_EXERCISE DIRECTIONS_
Reproduce the lines of the records character for character, beginning with the line that contains "730, 72, 756]" and continuing through the line that contains "244, 72, 270]".

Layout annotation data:

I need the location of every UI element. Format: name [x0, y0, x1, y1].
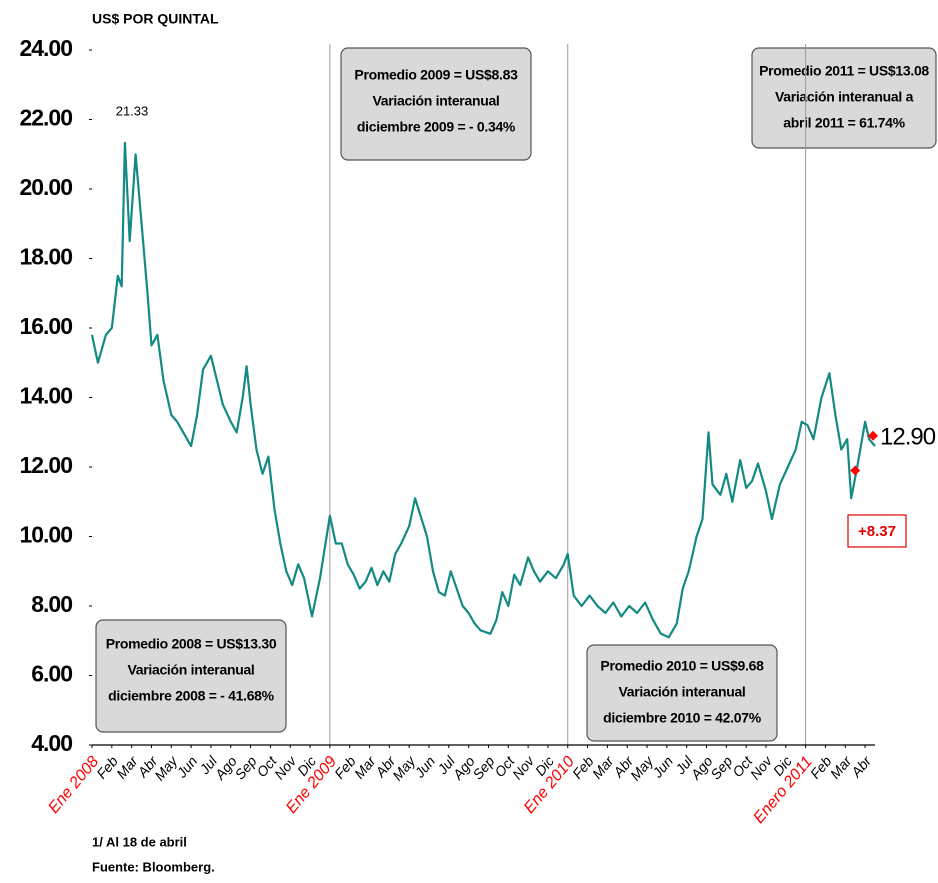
y-tick-label: 4.00	[31, 730, 72, 756]
y-tick-label: 16.00	[19, 313, 72, 339]
x-tick-label: Ene 2008	[45, 753, 102, 816]
box-bg	[586, 644, 778, 742]
y-axis-label: US$ POR QUINTAL	[92, 11, 219, 27]
box-text: Promedio 2010 = US$9.68	[600, 658, 764, 674]
box-text: Variación interanual a	[775, 89, 914, 105]
marker	[850, 465, 861, 476]
y-tick-label: 18.00	[19, 244, 72, 270]
box-text: Variación interanual	[618, 684, 745, 700]
change-label: +8.37	[858, 523, 896, 540]
y-tick-label: 20.00	[19, 174, 72, 200]
annotation-box: Promedio 2009 = US$8.83 Variación intera…	[340, 47, 532, 161]
y-tick-label: 24.00	[19, 35, 72, 61]
box-text: diciembre 2009 = - 0.34%	[357, 119, 516, 135]
box-text: Variación interanual	[127, 662, 254, 678]
annotation-box: Promedio 2011 = US$13.08 Variación inter…	[751, 47, 937, 149]
box-text: Promedio 2011 = US$13.08	[759, 63, 929, 79]
x-tick-label: Abr	[847, 752, 875, 781]
change-box	[847, 514, 907, 548]
box-bg	[340, 47, 532, 161]
y-tick-label: 22.00	[19, 105, 72, 131]
box-bg	[95, 619, 287, 733]
price-line	[90, 141, 876, 639]
box-text: abril 2011 = 61.74%	[783, 115, 905, 131]
y-tick-label: 12.00	[19, 452, 72, 478]
annotation-box: Promedio 2010 = US$9.68 Variación intera…	[586, 644, 778, 742]
y-tick-label: 6.00	[31, 661, 72, 687]
box-text: Promedio 2009 = US$8.83	[354, 67, 518, 83]
footnote: 1/ Al 18 de abril	[92, 834, 187, 849]
y-tick-label: 14.00	[19, 383, 72, 409]
footnote: Fuente: Bloomberg.	[92, 859, 215, 874]
last-value-label: 12.90	[880, 423, 936, 450]
box-text: Variación interanual	[372, 93, 499, 109]
box-text: Promedio 2008 = US$13.30	[106, 636, 277, 652]
annotation-box: Promedio 2008 = US$13.30 Variación inter…	[95, 619, 287, 733]
box-text: diciembre 2010 = 42.07%	[603, 710, 762, 726]
y-tick-label: 8.00	[31, 591, 72, 617]
box-text: diciembre 2008 = - 41.68%	[108, 688, 275, 704]
marker	[868, 430, 879, 441]
box-bg	[751, 47, 937, 149]
y-tick-label: 10.00	[19, 522, 72, 548]
peak-label: 21.33	[116, 103, 149, 118]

_WRITTEN REPLY_
y-tick-label: 4.00	[31, 730, 72, 756]
y-tick-label: 16.00	[19, 313, 72, 339]
x-tick-label: Ene 2008	[45, 753, 102, 816]
box-bg	[586, 644, 778, 742]
y-axis-label: US$ POR QUINTAL	[92, 11, 219, 27]
box-text: Promedio 2010 = US$9.68	[600, 658, 764, 674]
box-text: Variación interanual a	[775, 89, 914, 105]
marker	[850, 465, 861, 476]
y-tick-label: 18.00	[19, 244, 72, 270]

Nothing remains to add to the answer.